I bought one last year. Arrived lickety-split jist as promised (may not have been this same vendor).

In equivalent/comparable terms for a PC, that's CPU, I/O, enclosure, power supply, UPS (less battery) *Operating system*, and *complete application* (most everything less kybd, mouse and monitor).

I disagree quite completely based on experience with pc's in general and Elk and three mini-ITX's in particular. To use a joke from the Profumo scandal days "one screw out of place and the whole cabinet falls apart". PC configurations are fragile.

Which is absolutely all it ever needs to be.

Do you have a spare engine for your car too? ( I _used_ to ;-)

upgraded in the field.

Hippo Alert: The mini ITX was invented by VIA and ABIK, no VIA Mini-ITX has ever had a replaceable CPU. Current units by other manufacturers that I know of that do have replaceable cpu's are not nearly so low-powered and so not nearly so useful.

Not so with VIA mini-ITX. What do you mean by "_my_ hardwired panels'? I have never used an Omni.

Have you ever seen the insides of an Elk M1G ? (FWIW, the 'cpu and memory' in an Elk MM443 _are_ socketed and that of the M1G are not although the voice processor is.)

But there are so many more "small annoyances" to fix! And many, many, many more (infinite?) configurations to test. And I dunno what you mean by "revised far more often". They typically are not revised at all except for BIOS. They are typically replaced by a _different_ model that ain't necessarily plug-n-play replaceable with predecessors --and typically isn't.

And we woulda been jist fine if weda stuck with the 8055 PIO that the 8088 PC bus inherited from the Z80 in my opinion based on 22 years of adding relays and real world devices to PC's. Complexity doesn't help here.

**Short problem 1**
Could you turn the listing below into a Markdown table with the columns Row and Entry, covering everything from the line containing "Give me the bounding boxes for everything" down to the line containing "x-category-label: Meza, AZ"? Number each row, skip blank lines, and leave the pictures out.

**Data to process**
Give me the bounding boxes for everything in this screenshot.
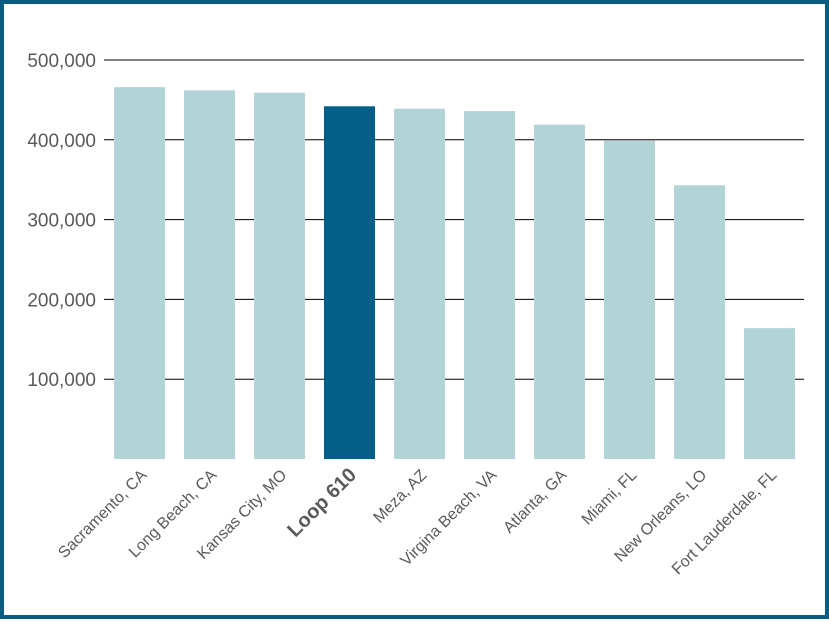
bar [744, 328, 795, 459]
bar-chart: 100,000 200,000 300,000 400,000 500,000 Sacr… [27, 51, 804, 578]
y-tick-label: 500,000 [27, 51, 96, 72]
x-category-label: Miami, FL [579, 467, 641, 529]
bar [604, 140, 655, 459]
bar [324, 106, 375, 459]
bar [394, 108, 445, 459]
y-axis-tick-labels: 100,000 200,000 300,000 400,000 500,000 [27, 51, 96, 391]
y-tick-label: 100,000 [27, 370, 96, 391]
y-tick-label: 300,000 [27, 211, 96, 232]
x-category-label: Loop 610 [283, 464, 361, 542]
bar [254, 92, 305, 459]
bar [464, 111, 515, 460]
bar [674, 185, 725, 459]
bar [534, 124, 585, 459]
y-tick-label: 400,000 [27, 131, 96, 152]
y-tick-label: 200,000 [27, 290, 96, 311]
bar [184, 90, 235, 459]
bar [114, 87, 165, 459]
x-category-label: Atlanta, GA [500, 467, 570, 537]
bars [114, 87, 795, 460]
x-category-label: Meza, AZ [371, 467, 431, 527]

==

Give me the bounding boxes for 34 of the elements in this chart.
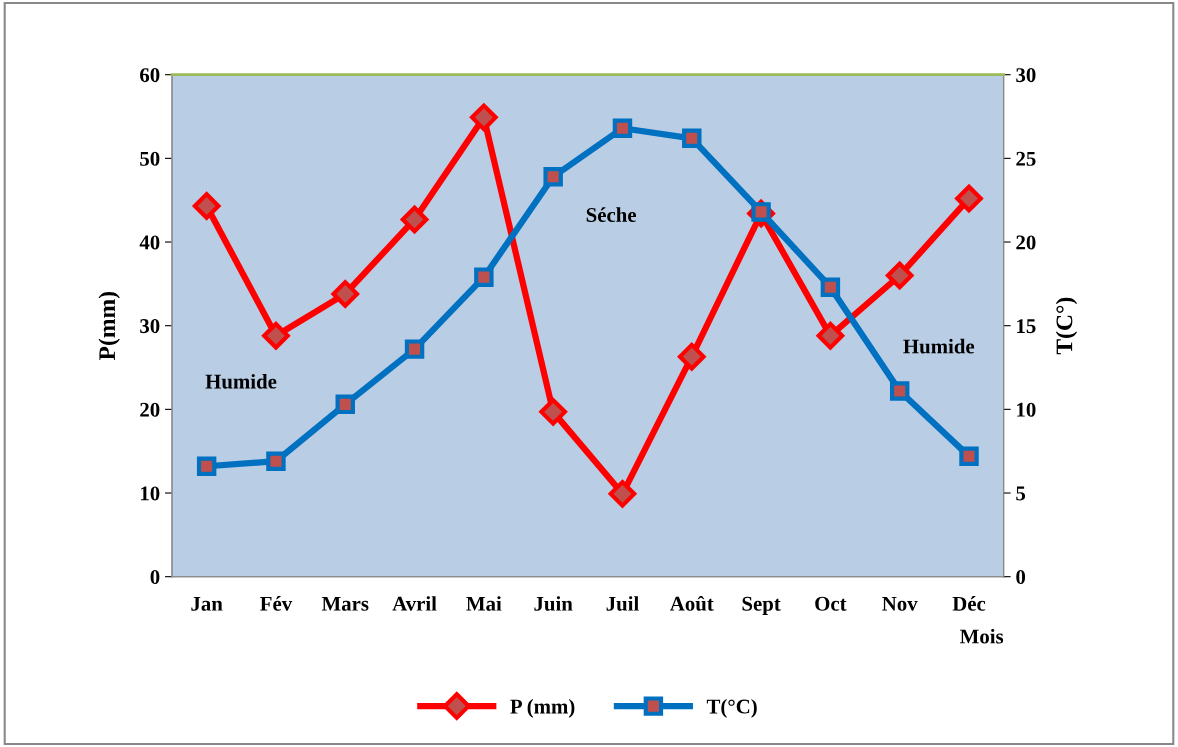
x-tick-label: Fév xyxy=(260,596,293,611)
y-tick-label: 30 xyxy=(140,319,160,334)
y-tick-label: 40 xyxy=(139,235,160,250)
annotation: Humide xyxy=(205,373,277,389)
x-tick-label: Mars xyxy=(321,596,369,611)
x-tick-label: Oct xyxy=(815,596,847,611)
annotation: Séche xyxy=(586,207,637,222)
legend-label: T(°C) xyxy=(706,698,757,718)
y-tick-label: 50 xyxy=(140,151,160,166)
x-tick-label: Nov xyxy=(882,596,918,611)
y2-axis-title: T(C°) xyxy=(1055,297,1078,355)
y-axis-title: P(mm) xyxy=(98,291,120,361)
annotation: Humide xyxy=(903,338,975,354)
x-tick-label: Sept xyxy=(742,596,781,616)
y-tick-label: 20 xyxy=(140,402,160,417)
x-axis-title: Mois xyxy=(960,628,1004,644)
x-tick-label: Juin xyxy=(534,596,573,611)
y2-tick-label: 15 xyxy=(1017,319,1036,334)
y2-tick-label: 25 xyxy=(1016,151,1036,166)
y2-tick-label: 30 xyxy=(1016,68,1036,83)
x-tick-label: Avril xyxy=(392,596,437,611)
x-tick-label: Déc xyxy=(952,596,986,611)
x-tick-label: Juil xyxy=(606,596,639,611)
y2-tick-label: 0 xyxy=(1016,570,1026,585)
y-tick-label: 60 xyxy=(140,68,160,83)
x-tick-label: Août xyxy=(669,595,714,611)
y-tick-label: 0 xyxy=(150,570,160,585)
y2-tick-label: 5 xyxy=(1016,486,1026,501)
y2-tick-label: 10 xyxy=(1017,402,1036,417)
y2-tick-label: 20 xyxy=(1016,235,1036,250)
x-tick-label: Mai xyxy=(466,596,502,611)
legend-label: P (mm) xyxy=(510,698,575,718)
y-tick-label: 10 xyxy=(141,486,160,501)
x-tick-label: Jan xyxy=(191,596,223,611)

**Short problem 2**
Can you carry on the forum post above that compares PCs with mini-ITX boards and Elk panels, picking up after its last sentence?

**Output 1**
| Row | Entry |
|---|---|
| 1 | Give me the bounding boxes for everything in this screenshot. |
| 2 | bar [744, 328, 795, 459] |
| 3 | bar-chart: 100,000 200,000 300,000 400,000 500,000 Sacr… [27, 51, 804, 578] |
| 4 | y-tick-label: 500,000 [27, 51, 96, 72] |
| 5 | x-category-label: Miami, FL [579, 467, 641, 529] |
| 6 | bar [604, 140, 655, 459] |
| 7 | bar [324, 106, 375, 459] |
| 8 | bar [394, 108, 445, 459] |
| 9 | y-axis-tick-labels: 100,000 200,000 300,000 400,000 500,000 [27, 51, 96, 391] |
| 10 | y-tick-label: 100,000 [27, 370, 96, 391] |
| 11 | y-tick-label: 300,000 [27, 211, 96, 232] |
| 12 | x-category-label: Loop 610 [283, 464, 361, 542] |
| 13 | bar [254, 92, 305, 459] |
| 14 | bar [464, 111, 515, 460] |
| 15 | bar [674, 185, 725, 459] |
| 16 | bar [534, 124, 585, 459] |
| 17 | y-tick-label: 400,000 [27, 131, 96, 152] |
| 18 | y-tick-label: 200,000 [27, 290, 96, 311] |
| 19 | bar [184, 90, 235, 459] |
| 20 | bar [114, 87, 165, 459] |
| 21 | x-category-label: Atlanta, GA [500, 467, 570, 537] |
| 22 | bars [114, 87, 795, 460] |
| 23 | x-category-label: Meza, AZ [371, 467, 431, 527] |

**Output 2**
What problem ? Please read what I wrote. Neat devices but not panacea. Been there; Stayed there; Doing that. Not as inexpensive as you make out. Still need enclosure etc. Experience vs hippopotamuses. MS OS not free. Applications not free.

What *are* you talking about? They chose a particular Mini-ITX (I presume without having looked inside) because it met their design criteria.

Optimizing budget, space, (width, depth, height and volume) and functionality is not always straight forward. I made/adapted a 1U rack mount enclosure for a VIA Mini-ITX (with National Instruments PCMCIA 24-bit AD converter, video input (which uses only the PCI slot available in a 1U Mini-ITX) that includes DC-DC converter for the board and peripherals, batteries for back up, router/switch/wireless with external cabled antenna, built-in ElkMM443 for PC and Inet watch dog, CAT5-to-fiber converter, BX24 homebrew workhorse I/O and more. Idea is to have a self-contained unit that optically isolated except for power, which is galvanically isolated through an external transformer. !%&# thing is too deep to fit the way I wanted on the rack ...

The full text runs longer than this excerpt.